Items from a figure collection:
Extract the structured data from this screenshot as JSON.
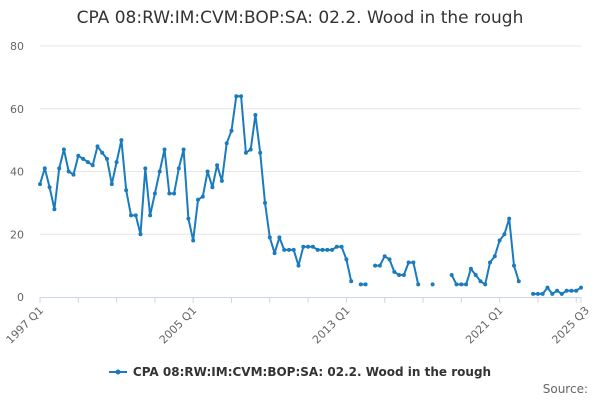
{
  "title": "CPA 08:RW:IM:CVM:BOP:SA: 02.2. Wood in the rough",
  "source_label": "Source:",
  "chart_data": {
    "type": "line",
    "title": "CPA 08:RW:IM:CVM:BOP:SA: 02.2. Wood in the rough",
    "xlabel": "",
    "ylabel": "",
    "ylim": [
      0,
      80
    ],
    "yticks": [
      0,
      20,
      40,
      60,
      80
    ],
    "grid": true,
    "legend_position": "bottom",
    "color": "#1a7bbf",
    "x_tick_labels": [
      "1997 Q1",
      "2005 Q1",
      "2013 Q1",
      "2021 Q1",
      "2025 Q3"
    ],
    "x_tick_quarter_index": [
      0,
      32,
      64,
      96,
      114
    ],
    "start_quarter": "1997 Q1",
    "series": [
      {
        "name": "CPA 08:RW:IM:CVM:BOP:SA: 02.2. Wood in the rough",
        "values": [
          36,
          41,
          35,
          28,
          41,
          47,
          40,
          39,
          45,
          44,
          43,
          42,
          48,
          46,
          44,
          36,
          43,
          50,
          34,
          26,
          26,
          20,
          41,
          26,
          33,
          40,
          47,
          33,
          33,
          41,
          47,
          25,
          18,
          31,
          32,
          40,
          35,
          42,
          37,
          49,
          53,
          64,
          64,
          46,
          47,
          58,
          46,
          30,
          19,
          14,
          19,
          15,
          15,
          15,
          10,
          16,
          16,
          16,
          15,
          15,
          15,
          15,
          16,
          16,
          12,
          5,
          null,
          4,
          4,
          null,
          10,
          10,
          13,
          12,
          8,
          7,
          7,
          11,
          11,
          4,
          null,
          null,
          4,
          null,
          null,
          null,
          7,
          4,
          4,
          4,
          9,
          7,
          5,
          4,
          11,
          13,
          18,
          20,
          25,
          10,
          5,
          null,
          null,
          1,
          1,
          1,
          3,
          1,
          2,
          1,
          2,
          2,
          2,
          3
        ]
      }
    ]
  }
}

[What the task requires] Scan the records for the string "Wood". Copy each line in which it appears.

[Answer to the exercise]
  "title": "CPA 08:RW:IM:CVM:BOP:SA: 02.2. Wood in the rough",
    "title": "CPA 08:RW:IM:CVM:BOP:SA: 02.2. Wood in the rough",
        "name": "CPA 08:RW:IM:CVM:BOP:SA: 02.2. Wood in the rough",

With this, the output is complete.